**Task:**
Rewrite the records below with "Patent image size" swapped for "Drawing dimensions" wherever it appears, changing nothing else, and leave out the pictures.

** Start of Excerpted data **

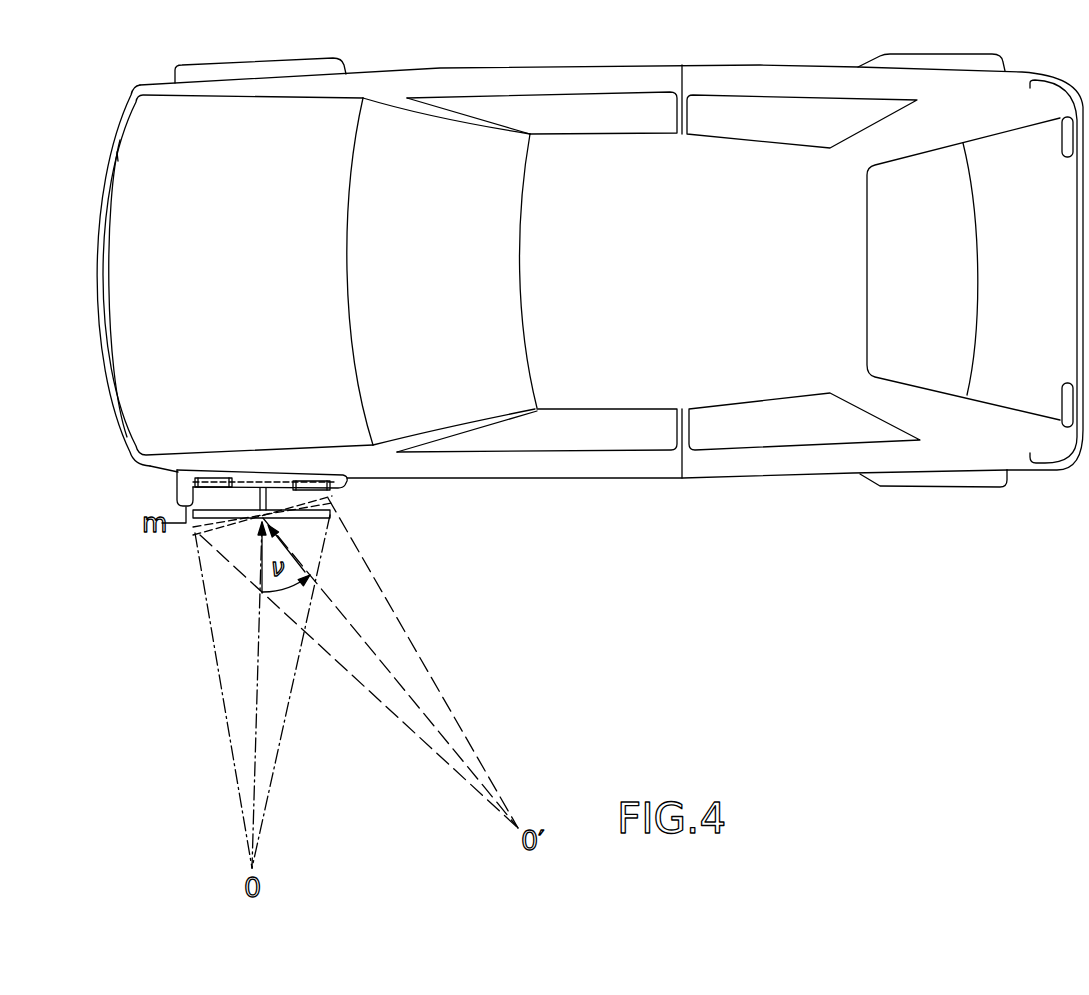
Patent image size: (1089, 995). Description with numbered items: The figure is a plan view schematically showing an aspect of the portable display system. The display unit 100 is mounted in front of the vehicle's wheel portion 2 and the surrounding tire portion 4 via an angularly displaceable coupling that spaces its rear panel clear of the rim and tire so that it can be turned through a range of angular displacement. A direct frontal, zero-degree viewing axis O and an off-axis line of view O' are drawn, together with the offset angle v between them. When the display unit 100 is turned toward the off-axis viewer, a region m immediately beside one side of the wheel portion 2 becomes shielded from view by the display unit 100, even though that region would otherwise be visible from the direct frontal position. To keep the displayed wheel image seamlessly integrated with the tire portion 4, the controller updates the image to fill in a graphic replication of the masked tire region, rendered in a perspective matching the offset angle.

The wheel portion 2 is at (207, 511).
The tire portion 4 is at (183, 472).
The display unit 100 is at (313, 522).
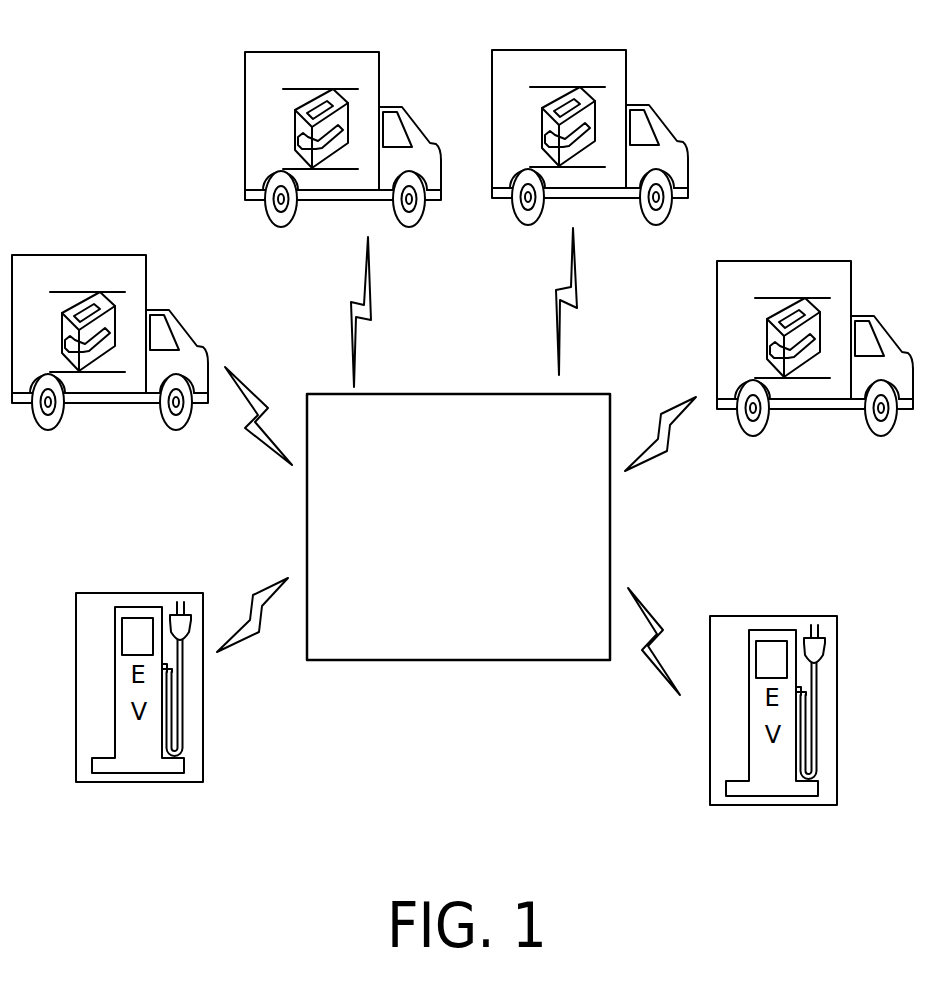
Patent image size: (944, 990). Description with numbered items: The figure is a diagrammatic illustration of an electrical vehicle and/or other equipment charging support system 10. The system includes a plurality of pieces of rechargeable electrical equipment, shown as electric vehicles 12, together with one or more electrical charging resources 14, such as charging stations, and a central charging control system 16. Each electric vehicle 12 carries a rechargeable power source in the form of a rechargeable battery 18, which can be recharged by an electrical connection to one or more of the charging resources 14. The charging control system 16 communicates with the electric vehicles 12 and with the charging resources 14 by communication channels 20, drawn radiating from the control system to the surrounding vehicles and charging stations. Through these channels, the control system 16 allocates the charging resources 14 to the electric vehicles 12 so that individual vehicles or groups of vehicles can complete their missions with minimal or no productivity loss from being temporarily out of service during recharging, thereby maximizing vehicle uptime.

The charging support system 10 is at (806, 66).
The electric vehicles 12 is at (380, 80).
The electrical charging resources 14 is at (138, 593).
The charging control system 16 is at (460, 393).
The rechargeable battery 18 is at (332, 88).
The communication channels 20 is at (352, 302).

** End of Excerpted data **

**Output for this exercise:**
Drawing dimensions: (1089, 995). Description with numbered items: The figure is a plan view schematically showing an aspect of the portable display system. The display unit 100 is mounted in front of the vehicle's wheel portion 2 and the surrounding tire portion 4 via an angularly displaceable coupling that spaces its rear panel clear of the rim and tire so that it can be turned through a range of angular displacement. A direct frontal, zero-degree viewing axis O and an off-axis line of view O' are drawn, together with the offset angle v between them. When the display unit 100 is turned toward the off-axis viewer, a region m immediately beside one side of the wheel portion 2 becomes shielded from view by the display unit 100, even though that region would otherwise be visible from the direct frontal position. To keep the displayed wheel image seamlessly integrated with the tire portion 4, the controller updates the image to fill in a graphic replication of the masked tire region, rendered in a perspective matching the offset angle.

The wheel portion 2 is at (207, 511).
The tire portion 4 is at (183, 472).
The display unit 100 is at (313, 522).
Drawing dimensions: (944, 990). Description with numbered items: The figure is a diagrammatic illustration of an electrical vehicle and/or other equipment charging support system 10. The system includes a plurality of pieces of rechargeable electrical equipment, shown as electric vehicles 12, together with one or more electrical charging resources 14, such as charging stations, and a central charging control system 16. Each electric vehicle 12 carries a rechargeable power source in the form of a rechargeable battery 18, which can be recharged by an electrical connection to one or more of the charging resources 14. The charging control system 16 communicates with the electric vehicles 12 and with the charging resources 14 by communication channels 20, drawn radiating from the control system to the surrounding vehicles and charging stations. Through these channels, the control system 16 allocates the charging resources 14 to the electric vehicles 12 so that individual vehicles or groups of vehicles can complete their missions with minimal or no productivity loss from being temporarily out of service during recharging, thereby maximizing vehicle uptime.

The charging support system 10 is at (806, 66).
The electric vehicles 12 is at (380, 80).
The electrical charging resources 14 is at (138, 593).
The charging control system 16 is at (460, 393).
The rechargeable battery 18 is at (332, 88).
The communication channels 20 is at (352, 302).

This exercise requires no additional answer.